### Given problem
Locate the string "name" in the listing below. Copy every line where it is found.

BEGIN Input data

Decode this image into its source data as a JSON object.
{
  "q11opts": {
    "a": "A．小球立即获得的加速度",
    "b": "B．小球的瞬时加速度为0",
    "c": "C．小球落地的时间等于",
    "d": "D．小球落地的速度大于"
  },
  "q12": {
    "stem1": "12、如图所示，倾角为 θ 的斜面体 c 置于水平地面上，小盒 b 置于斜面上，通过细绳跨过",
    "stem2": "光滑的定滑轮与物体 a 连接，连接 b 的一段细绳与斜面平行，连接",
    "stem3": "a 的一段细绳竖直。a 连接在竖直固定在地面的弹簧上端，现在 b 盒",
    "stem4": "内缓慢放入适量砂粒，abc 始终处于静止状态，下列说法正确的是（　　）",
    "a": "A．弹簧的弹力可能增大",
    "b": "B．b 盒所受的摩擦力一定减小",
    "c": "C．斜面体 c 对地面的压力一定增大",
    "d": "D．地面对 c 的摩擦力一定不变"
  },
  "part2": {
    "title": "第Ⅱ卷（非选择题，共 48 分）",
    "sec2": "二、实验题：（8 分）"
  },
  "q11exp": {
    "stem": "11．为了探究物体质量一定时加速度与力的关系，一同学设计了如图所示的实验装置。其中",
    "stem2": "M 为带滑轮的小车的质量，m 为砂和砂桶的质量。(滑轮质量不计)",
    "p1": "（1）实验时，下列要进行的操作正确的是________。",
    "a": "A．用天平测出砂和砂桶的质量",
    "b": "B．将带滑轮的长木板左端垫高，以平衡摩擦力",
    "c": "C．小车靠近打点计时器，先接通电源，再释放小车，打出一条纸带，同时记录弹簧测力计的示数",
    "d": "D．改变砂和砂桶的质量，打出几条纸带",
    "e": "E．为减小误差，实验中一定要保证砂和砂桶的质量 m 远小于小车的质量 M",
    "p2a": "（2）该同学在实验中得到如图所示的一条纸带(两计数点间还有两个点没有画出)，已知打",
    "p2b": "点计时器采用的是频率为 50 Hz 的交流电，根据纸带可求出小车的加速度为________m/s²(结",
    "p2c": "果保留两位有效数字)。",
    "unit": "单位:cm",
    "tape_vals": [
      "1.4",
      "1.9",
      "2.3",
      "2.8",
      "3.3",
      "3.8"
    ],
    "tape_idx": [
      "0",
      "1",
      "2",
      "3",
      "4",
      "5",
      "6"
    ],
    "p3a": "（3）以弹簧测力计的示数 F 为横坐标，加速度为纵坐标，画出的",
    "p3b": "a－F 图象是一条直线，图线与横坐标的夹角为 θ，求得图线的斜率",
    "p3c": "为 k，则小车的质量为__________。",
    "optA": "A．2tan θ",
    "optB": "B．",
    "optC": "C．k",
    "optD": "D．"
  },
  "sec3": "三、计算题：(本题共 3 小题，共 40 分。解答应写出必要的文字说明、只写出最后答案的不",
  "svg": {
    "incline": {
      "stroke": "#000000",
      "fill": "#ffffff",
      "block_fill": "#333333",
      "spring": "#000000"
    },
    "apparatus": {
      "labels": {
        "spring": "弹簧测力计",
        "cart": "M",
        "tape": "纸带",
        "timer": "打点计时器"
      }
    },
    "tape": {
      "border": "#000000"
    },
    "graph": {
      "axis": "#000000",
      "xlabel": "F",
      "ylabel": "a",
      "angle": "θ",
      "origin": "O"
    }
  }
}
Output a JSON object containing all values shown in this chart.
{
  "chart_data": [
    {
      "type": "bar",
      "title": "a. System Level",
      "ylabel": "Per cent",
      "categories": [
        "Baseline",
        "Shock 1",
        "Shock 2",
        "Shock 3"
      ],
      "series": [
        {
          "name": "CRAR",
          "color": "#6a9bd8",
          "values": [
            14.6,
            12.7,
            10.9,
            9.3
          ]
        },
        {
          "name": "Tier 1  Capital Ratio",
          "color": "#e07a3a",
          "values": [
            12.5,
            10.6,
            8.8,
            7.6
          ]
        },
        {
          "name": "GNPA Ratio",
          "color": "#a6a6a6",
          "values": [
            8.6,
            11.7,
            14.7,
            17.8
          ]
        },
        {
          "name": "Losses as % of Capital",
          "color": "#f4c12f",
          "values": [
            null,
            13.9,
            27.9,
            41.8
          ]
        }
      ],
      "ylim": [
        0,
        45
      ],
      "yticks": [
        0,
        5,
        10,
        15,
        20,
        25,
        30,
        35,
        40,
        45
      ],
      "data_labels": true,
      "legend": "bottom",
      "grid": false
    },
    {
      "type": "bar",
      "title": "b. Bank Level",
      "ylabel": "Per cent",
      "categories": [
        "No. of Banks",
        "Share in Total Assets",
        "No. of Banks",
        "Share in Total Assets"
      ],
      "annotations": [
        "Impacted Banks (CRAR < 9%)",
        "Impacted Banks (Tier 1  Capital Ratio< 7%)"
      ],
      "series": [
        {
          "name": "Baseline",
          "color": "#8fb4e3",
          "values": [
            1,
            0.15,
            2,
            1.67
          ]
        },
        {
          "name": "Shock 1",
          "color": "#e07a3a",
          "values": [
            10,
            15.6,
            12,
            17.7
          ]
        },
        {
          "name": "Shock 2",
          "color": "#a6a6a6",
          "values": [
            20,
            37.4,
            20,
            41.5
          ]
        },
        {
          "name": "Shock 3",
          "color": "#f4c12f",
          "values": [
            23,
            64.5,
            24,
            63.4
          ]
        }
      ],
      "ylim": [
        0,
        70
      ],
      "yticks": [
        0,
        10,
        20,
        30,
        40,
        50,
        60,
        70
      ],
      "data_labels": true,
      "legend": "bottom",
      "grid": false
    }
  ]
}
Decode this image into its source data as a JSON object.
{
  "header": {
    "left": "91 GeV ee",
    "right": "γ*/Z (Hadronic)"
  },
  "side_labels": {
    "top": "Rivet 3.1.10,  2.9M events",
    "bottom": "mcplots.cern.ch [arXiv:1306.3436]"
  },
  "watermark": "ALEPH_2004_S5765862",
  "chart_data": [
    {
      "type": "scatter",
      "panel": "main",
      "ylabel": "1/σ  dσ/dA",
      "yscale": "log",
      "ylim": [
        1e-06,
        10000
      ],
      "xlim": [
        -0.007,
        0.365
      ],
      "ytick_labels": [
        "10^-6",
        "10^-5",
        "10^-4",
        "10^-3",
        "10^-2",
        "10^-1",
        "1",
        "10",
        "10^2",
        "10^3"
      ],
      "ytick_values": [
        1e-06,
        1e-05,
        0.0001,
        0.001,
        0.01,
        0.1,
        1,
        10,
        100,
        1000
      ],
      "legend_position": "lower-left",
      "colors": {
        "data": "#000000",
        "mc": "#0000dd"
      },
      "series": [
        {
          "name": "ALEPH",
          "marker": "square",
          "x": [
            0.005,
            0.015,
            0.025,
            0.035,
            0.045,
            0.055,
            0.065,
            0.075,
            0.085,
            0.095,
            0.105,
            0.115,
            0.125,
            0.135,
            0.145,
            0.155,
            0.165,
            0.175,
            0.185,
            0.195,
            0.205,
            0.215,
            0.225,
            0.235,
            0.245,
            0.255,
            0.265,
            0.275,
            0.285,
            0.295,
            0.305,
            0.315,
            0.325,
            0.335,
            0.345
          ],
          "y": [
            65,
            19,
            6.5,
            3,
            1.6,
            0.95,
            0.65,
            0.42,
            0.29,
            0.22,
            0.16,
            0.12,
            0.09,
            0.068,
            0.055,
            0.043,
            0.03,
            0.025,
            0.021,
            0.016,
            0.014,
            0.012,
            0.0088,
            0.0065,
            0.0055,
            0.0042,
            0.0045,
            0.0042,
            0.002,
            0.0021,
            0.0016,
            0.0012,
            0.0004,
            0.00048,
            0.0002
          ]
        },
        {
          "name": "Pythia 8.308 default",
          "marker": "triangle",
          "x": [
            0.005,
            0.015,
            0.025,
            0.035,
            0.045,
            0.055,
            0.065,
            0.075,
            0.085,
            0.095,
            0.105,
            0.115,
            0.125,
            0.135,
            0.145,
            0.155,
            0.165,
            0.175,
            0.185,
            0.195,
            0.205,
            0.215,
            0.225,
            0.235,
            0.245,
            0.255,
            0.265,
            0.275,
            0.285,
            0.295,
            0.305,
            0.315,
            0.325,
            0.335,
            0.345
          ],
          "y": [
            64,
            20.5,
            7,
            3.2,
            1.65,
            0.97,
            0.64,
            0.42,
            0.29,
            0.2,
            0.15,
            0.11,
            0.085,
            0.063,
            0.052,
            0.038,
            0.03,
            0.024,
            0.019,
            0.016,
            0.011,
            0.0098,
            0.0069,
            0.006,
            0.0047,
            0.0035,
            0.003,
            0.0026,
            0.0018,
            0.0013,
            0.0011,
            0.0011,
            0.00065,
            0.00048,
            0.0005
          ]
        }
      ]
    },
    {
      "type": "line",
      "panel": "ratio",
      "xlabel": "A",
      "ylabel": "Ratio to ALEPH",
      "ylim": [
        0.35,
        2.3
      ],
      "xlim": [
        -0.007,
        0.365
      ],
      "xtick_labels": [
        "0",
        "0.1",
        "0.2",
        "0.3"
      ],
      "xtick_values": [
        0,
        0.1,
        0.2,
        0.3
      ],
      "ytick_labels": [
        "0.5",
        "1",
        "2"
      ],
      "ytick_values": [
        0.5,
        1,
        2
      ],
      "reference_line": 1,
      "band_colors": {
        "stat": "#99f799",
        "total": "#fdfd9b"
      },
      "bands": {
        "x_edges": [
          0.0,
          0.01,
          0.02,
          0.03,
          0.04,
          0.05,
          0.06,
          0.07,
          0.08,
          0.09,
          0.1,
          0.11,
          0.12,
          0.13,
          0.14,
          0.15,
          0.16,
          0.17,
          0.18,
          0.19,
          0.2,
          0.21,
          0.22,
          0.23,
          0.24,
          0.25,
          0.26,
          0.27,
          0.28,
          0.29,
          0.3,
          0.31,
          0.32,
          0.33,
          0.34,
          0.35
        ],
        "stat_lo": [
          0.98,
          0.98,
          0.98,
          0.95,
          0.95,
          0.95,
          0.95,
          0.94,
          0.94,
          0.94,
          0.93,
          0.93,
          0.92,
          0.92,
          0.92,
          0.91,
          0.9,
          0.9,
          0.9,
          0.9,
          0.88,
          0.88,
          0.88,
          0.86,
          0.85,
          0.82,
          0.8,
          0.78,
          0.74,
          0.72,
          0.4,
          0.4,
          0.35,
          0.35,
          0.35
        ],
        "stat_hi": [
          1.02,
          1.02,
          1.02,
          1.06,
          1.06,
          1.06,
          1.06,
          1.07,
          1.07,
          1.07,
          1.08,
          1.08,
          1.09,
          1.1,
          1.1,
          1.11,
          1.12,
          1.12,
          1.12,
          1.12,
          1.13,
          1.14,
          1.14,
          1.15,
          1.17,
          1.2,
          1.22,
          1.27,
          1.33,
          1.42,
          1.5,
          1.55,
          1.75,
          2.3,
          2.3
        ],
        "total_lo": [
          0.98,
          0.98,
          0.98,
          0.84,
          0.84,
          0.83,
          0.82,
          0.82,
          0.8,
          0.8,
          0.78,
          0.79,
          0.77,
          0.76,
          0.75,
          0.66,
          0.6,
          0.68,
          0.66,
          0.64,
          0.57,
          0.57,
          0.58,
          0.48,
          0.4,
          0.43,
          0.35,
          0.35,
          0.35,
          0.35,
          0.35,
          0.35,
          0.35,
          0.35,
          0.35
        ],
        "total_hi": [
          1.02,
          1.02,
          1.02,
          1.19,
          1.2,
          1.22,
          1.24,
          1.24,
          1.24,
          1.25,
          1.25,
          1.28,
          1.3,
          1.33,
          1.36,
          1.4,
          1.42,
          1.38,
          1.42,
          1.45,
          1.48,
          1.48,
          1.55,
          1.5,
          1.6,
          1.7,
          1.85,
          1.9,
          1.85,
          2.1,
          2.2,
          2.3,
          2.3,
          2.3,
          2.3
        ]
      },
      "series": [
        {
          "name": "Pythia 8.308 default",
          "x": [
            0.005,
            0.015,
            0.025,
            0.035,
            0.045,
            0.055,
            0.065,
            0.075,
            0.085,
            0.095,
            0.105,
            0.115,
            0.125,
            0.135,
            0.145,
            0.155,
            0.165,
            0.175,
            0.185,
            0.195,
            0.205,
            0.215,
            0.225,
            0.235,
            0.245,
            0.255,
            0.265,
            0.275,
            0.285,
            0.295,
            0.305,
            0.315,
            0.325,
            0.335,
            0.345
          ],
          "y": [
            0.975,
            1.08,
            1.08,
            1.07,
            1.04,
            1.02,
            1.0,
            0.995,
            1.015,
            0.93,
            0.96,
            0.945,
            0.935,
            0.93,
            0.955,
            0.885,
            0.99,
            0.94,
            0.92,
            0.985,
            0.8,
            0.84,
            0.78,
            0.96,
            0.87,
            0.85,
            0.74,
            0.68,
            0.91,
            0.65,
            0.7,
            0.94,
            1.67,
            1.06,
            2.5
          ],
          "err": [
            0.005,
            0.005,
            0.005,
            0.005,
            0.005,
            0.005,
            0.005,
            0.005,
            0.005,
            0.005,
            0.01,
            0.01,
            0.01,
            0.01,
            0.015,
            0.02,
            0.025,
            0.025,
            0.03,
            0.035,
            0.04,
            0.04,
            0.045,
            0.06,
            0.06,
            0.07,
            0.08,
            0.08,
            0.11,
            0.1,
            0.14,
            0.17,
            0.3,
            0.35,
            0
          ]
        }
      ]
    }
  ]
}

END Input data

### Exercise solution
          "name": "CRAR",
          "name": "Tier 1  Capital Ratio",
          "name": "GNPA Ratio",
          "name": "Losses as % of Capital",
          "name": "Baseline",
          "name": "Shock 1",
          "name": "Shock 2",
          "name": "Shock 3",
          "name": "ALEPH",
          "name": "Pythia 8.308 default",
          "name": "Pythia 8.308 default",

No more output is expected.